# GIVEN PROBLEM:
Restate the whole listing exactly.

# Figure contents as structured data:
_ _ _

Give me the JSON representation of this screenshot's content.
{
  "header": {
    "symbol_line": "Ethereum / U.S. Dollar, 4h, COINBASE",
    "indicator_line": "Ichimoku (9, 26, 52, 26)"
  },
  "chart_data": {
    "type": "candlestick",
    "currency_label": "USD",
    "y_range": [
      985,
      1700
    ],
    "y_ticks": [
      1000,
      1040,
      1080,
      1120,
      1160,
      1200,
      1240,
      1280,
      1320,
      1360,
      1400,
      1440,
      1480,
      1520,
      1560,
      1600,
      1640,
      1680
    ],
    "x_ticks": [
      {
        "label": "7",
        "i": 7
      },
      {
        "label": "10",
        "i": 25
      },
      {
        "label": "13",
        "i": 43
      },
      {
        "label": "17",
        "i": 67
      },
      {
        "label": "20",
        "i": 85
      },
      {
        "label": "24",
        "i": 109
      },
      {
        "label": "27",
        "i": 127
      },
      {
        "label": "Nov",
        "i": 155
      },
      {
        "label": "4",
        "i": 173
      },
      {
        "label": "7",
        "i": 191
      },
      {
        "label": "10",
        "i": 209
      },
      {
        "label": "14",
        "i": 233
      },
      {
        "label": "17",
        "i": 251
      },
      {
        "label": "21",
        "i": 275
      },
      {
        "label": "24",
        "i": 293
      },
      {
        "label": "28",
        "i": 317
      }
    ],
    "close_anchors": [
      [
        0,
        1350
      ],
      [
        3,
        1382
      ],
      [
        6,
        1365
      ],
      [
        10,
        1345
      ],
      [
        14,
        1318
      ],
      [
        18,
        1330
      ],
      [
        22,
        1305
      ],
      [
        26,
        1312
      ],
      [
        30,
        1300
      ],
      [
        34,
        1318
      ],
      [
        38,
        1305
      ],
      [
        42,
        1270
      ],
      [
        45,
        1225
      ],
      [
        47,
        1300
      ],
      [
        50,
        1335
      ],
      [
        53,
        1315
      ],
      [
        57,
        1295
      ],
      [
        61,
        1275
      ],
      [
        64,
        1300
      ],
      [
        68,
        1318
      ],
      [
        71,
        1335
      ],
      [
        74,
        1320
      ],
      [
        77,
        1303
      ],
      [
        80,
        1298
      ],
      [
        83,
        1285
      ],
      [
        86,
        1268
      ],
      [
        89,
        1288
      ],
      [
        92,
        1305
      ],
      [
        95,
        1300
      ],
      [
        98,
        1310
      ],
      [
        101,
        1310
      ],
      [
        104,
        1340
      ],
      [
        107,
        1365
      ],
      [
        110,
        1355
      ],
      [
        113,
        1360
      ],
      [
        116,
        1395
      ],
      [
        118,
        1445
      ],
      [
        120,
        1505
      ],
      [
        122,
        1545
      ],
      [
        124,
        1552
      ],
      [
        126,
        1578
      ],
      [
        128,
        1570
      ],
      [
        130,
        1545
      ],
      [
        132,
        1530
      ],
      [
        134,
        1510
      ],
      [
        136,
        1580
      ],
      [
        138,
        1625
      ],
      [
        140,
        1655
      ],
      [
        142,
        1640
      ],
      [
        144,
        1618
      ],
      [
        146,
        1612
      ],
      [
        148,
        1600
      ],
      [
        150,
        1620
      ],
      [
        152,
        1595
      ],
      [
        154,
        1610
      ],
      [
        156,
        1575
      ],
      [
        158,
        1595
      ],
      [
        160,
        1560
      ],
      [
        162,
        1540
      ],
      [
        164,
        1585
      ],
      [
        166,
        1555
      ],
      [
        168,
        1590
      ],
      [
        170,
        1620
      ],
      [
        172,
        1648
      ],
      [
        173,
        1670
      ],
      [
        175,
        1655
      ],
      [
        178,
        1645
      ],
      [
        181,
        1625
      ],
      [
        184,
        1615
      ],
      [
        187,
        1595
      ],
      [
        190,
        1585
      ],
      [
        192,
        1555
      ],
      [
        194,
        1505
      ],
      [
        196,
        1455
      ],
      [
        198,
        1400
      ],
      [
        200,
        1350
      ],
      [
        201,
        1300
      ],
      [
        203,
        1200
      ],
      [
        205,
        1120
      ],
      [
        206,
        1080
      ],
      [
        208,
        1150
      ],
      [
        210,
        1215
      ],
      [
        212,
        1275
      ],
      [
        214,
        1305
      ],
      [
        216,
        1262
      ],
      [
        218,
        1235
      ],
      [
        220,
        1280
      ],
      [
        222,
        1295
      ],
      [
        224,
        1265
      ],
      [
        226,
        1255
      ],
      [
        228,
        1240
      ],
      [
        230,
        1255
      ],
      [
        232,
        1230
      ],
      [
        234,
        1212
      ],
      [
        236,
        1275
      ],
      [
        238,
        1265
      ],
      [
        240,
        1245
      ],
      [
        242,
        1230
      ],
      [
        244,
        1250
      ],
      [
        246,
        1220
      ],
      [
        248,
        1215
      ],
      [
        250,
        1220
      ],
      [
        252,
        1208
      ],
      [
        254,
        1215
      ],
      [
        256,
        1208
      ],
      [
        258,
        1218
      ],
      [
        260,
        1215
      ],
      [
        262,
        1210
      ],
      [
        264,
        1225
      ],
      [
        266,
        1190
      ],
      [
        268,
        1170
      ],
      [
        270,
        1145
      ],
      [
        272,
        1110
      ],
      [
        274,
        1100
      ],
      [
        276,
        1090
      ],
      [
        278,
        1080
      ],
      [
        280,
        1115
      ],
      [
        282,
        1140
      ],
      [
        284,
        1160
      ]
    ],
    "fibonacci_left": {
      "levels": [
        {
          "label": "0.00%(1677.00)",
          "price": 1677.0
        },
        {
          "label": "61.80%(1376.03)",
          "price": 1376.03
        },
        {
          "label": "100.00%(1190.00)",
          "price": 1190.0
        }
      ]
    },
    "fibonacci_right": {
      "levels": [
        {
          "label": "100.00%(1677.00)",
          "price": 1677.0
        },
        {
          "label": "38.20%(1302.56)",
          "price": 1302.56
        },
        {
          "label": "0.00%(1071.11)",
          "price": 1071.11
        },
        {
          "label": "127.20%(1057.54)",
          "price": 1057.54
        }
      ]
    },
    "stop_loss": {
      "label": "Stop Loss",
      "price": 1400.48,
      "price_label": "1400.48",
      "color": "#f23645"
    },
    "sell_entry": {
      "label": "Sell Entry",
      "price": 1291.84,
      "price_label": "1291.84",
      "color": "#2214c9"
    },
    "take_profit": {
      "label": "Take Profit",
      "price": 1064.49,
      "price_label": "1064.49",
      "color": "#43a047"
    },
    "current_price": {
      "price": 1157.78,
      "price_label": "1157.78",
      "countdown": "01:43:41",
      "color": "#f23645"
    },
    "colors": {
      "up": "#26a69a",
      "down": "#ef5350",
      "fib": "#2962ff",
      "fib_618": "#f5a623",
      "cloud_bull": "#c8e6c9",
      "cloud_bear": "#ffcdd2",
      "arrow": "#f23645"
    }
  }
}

_ _ _

# OUTPUT OF THE EXERCISE:
Give me the JSON representation of this screenshot's content.
{
  "header": {
    "symbol_line": "Ethereum / U.S. Dollar, 4h, COINBASE",
    "indicator_line": "Ichimoku (9, 26, 52, 26)"
  },
  "chart_data": {
    "type": "candlestick",
    "currency_label": "USD",
    "y_range": [
      985,
      1700
    ],
    "y_ticks": [
      1000,
      1040,
      1080,
      1120,
      1160,
      1200,
      1240,
      1280,
      1320,
      1360,
      1400,
      1440,
      1480,
      1520,
      1560,
      1600,
      1640,
      1680
    ],
    "x_ticks": [
      {
        "label": "7",
        "i": 7
      },
      {
        "label": "10",
        "i": 25
      },
      {
        "label": "13",
        "i": 43
      },
      {
        "label": "17",
        "i": 67
      },
      {
        "label": "20",
        "i": 85
      },
      {
        "label": "24",
        "i": 109
      },
      {
        "label": "27",
        "i": 127
      },
      {
        "label": "Nov",
        "i": 155
      },
      {
        "label": "4",
        "i": 173
      },
      {
        "label": "7",
        "i": 191
      },
      {
        "label": "10",
        "i": 209
      },
      {
        "label": "14",
        "i": 233
      },
      {
        "label": "17",
        "i": 251
      },
      {
        "label": "21",
        "i": 275
      },
      {
        "label": "24",
        "i": 293
      },
      {
        "label": "28",
        "i": 317
      }
    ],
    "close_anchors": [
      [
        0,
        1350
      ],
      [
        3,
        1382
      ],
      [
        6,
        1365
      ],
      [
        10,
        1345
      ],
      [
        14,
        1318
      ],
      [
        18,
        1330
      ],
      [
        22,
        1305
      ],
      [
        26,
        1312
      ],
      [
        30,
        1300
      ],
      [
        34,
        1318
      ],
      [
        38,
        1305
      ],
      [
        42,
        1270
      ],
      [
        45,
        1225
      ],
      [
        47,
        1300
      ],
      [
        50,
        1335
      ],
      [
        53,
        1315
      ],
      [
        57,
        1295
      ],
      [
        61,
        1275
      ],
      [
        64,
        1300
      ],
      [
        68,
        1318
      ],
      [
        71,
        1335
      ],
      [
        74,
        1320
      ],
      [
        77,
        1303
      ],
      [
        80,
        1298
      ],
      [
        83,
        1285
      ],
      [
        86,
        1268
      ],
      [
        89,
        1288
      ],
      [
        92,
        1305
      ],
      [
        95,
        1300
      ],
      [
        98,
        1310
      ],
      [
        101,
        1310
      ],
      [
        104,
        1340
      ],
      [
        107,
        1365
      ],
      [
        110,
        1355
      ],
      [
        113,
        1360
      ],
      [
        116,
        1395
      ],
      [
        118,
        1445
      ],
      [
        120,
        1505
      ],
      [
        122,
        1545
      ],
      [
        124,
        1552
      ],
      [
        126,
        1578
      ],
      [
        128,
        1570
      ],
      [
        130,
        1545
      ],
      [
        132,
        1530
      ],
      [
        134,
        1510
      ],
      [
        136,
        1580
      ],
      [
        138,
        1625
      ],
      [
        140,
        1655
      ],
      [
        142,
        1640
      ],
      [
        144,
        1618
      ],
      [
        146,
        1612
      ],
      [
        148,
        1600
      ],
      [
        150,
        1620
      ],
      [
        152,
        1595
      ],
      [
        154,
        1610
      ],
      [
        156,
        1575
      ],
      [
        158,
        1595
      ],
      [
        160,
        1560
      ],
      [
        162,
        1540
      ],
      [
        164,
        1585
      ],
      [
        166,
        1555
      ],
      [
        168,
        1590
      ],
      [
        170,
        1620
      ],
      [
        172,
        1648
      ],
      [
        173,
        1670
      ],
      [
        175,
        1655
      ],
      [
        178,
        1645
      ],
      [
        181,
        1625
      ],
      [
        184,
        1615
      ],
      [
        187,
        1595
      ],
      [
        190,
        1585
      ],
      [
        192,
        1555
      ],
      [
        194,
        1505
      ],
      [
        196,
        1455
      ],
      [
        198,
        1400
      ],
      [
        200,
        1350
      ],
      [
        201,
        1300
      ],
      [
        203,
        1200
      ],
      [
        205,
        1120
      ],
      [
        206,
        1080
      ],
      [
        208,
        1150
      ],
      [
        210,
        1215
      ],
      [
        212,
        1275
      ],
      [
        214,
        1305
      ],
      [
        216,
        1262
      ],
      [
        218,
        1235
      ],
      [
        220,
        1280
      ],
      [
        222,
        1295
      ],
      [
        224,
        1265
      ],
      [
        226,
        1255
      ],
      [
        228,
        1240
      ],
      [
        230,
        1255
      ],
      [
        232,
        1230
      ],
      [
        234,
        1212
      ],
      [
        236,
        1275
      ],
      [
        238,
        1265
      ],
      [
        240,
        1245
      ],
      [
        242,
        1230
      ],
      [
        244,
        1250
      ],
      [
        246,
        1220
      ],
      [
        248,
        1215
      ],
      [
        250,
        1220
      ],
      [
        252,
        1208
      ],
      [
        254,
        1215
      ],
      [
        256,
        1208
      ],
      [
        258,
        1218
      ],
      [
        260,
        1215
      ],
      [
        262,
        1210
      ],
      [
        264,
        1225
      ],
      [
        266,
        1190
      ],
      [
        268,
        1170
      ],
      [
        270,
        1145
      ],
      [
        272,
        1110
      ],
      [
        274,
        1100
      ],
      [
        276,
        1090
      ],
      [
        278,
        1080
      ],
      [
        280,
        1115
      ],
      [
        282,
        1140
      ],
      [
        284,
        1160
      ]
    ],
    "fibonacci_left": {
      "levels": [
        {
          "label": "0.00%(1677.00)",
          "price": 1677.0
        },
        {
          "label": "61.80%(1376.03)",
          "price": 1376.03
        },
        {
          "label": "100.00%(1190.00)",
          "price": 1190.0
        }
      ]
    },
    "fibonacci_right": {
      "levels": [
        {
          "label": "100.00%(1677.00)",
          "price": 1677.0
        },
        {
          "label": "38.20%(1302.56)",
          "price": 1302.56
        },
        {
          "label": "0.00%(1071.11)",
          "price": 1071.11
        },
        {
          "label": "127.20%(1057.54)",
          "price": 1057.54
        }
      ]
    },
    "stop_loss": {
      "label": "Stop Loss",
      "price": 1400.48,
      "price_label": "1400.48",
      "color": "#f23645"
    },
    "sell_entry": {
      "label": "Sell Entry",
      "price": 1291.84,
      "price_label": "1291.84",
      "color": "#2214c9"
    },
    "take_profit": {
      "label": "Take Profit",
      "price": 1064.49,
      "price_label": "1064.49",
      "color": "#43a047"
    },
    "current_price": {
      "price": 1157.78,
      "price_label": "1157.78",
      "countdown": "01:43:41",
      "color": "#f23645"
    },
    "colors": {
      "up": "#26a69a",
      "down": "#ef5350",
      "fib": "#2962ff",
      "fib_618": "#f5a623",
      "cloud_bull": "#c8e6c9",
      "cloud_bear": "#ffcdd2",
      "arrow": "#f23645"
    }
  }
}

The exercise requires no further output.